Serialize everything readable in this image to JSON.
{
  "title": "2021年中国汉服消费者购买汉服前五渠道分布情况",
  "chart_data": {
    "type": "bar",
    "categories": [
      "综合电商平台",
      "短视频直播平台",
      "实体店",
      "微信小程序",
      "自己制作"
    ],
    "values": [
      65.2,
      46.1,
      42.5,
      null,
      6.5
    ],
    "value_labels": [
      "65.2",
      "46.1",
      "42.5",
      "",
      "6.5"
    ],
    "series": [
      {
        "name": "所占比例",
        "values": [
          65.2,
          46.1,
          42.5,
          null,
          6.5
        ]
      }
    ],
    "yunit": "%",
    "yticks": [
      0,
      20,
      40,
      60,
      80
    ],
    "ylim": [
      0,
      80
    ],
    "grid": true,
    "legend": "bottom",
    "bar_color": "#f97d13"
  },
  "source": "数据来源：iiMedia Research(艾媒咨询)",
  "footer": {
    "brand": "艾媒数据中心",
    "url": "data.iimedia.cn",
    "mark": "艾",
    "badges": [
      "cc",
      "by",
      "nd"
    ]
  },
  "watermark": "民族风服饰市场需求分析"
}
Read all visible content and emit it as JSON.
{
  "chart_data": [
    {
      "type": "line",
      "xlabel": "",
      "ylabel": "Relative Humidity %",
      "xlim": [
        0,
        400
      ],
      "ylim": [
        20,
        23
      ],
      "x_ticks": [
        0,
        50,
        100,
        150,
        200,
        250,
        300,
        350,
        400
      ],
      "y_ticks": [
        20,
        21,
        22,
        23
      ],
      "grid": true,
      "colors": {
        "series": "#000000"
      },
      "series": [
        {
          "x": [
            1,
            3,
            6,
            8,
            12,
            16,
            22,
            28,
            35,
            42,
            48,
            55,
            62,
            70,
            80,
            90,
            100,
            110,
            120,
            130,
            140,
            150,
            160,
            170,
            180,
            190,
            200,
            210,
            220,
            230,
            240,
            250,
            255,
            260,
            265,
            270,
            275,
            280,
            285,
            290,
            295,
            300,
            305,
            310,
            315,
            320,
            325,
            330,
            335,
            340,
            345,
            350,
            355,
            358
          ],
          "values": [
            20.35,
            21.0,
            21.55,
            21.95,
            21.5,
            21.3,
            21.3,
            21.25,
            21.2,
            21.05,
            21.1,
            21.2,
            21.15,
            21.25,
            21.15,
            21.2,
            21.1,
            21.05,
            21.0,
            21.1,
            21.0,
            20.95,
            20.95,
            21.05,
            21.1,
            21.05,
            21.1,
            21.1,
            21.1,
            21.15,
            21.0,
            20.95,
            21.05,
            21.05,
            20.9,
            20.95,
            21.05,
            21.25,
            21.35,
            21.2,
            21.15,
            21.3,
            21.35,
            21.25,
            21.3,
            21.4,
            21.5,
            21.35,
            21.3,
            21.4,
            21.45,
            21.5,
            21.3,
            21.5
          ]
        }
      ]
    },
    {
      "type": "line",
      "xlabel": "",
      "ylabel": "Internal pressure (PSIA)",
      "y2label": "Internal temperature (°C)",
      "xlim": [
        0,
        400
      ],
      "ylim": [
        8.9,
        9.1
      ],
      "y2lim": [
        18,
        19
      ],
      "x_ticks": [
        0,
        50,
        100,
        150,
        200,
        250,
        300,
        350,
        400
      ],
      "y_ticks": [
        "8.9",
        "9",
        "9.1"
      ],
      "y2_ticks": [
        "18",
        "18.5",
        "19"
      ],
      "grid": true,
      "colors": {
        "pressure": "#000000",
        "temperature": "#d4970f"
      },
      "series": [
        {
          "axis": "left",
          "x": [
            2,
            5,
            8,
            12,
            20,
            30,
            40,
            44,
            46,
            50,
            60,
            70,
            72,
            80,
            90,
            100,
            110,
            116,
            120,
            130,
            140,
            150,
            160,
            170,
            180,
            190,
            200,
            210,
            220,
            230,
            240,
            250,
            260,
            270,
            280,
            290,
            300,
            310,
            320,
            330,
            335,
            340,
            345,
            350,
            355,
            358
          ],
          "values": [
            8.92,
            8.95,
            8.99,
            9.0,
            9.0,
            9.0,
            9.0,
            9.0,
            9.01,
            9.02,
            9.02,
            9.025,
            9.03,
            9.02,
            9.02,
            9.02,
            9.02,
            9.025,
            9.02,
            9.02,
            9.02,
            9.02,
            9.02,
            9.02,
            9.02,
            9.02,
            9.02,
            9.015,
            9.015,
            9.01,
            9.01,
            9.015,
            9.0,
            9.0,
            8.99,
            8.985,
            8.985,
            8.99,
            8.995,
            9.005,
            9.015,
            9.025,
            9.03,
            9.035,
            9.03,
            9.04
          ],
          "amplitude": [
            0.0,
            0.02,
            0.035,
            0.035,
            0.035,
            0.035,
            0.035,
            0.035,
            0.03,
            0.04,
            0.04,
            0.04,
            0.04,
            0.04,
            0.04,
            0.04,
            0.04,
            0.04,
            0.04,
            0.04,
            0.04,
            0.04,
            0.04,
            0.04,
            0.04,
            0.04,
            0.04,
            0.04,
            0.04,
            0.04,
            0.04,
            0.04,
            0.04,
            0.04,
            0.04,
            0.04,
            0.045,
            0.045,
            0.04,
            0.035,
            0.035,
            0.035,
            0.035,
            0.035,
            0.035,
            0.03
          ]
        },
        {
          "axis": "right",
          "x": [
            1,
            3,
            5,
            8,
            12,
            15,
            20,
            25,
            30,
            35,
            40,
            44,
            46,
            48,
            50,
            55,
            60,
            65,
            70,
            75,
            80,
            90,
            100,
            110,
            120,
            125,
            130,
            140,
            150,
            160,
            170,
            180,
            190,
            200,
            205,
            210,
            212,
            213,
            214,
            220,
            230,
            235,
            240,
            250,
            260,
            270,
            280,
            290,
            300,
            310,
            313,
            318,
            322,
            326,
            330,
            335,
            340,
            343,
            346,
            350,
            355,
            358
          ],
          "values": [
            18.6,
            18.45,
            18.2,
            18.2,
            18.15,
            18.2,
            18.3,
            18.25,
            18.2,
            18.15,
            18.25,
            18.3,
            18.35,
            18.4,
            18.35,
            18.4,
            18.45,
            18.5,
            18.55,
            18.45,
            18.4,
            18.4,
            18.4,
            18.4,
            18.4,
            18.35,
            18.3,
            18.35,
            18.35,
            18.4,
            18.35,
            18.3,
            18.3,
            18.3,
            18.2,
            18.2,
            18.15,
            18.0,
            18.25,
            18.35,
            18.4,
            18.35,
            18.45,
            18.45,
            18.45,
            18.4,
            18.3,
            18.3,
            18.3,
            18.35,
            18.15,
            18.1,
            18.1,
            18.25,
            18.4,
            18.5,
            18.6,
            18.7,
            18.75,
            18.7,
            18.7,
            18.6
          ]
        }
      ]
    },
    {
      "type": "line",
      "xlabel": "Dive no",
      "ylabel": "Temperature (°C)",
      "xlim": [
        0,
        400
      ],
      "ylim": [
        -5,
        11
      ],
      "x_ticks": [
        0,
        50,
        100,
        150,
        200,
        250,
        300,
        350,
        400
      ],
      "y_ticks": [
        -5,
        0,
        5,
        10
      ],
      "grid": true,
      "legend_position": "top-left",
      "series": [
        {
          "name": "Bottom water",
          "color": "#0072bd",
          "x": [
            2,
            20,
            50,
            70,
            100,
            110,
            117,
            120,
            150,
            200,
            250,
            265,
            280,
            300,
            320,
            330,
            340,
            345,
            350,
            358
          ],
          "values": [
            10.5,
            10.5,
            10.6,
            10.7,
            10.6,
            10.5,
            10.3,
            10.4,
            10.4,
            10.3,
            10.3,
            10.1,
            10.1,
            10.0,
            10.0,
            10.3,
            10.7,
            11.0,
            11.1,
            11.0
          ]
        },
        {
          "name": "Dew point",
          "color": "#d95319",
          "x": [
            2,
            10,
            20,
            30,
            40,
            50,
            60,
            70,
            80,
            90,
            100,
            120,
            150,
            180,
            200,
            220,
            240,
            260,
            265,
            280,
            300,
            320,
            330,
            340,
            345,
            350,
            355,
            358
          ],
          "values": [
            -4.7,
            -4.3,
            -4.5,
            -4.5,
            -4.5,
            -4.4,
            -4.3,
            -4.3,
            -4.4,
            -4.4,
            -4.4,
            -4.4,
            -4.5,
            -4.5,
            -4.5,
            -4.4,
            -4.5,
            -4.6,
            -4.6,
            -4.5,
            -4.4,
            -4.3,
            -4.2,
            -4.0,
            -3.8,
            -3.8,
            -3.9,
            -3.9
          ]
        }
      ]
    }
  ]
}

- - -

> _Given task_: Say how many lines in this listing hold the string "Internal", giving the count and nothing more.

> _The response_: 2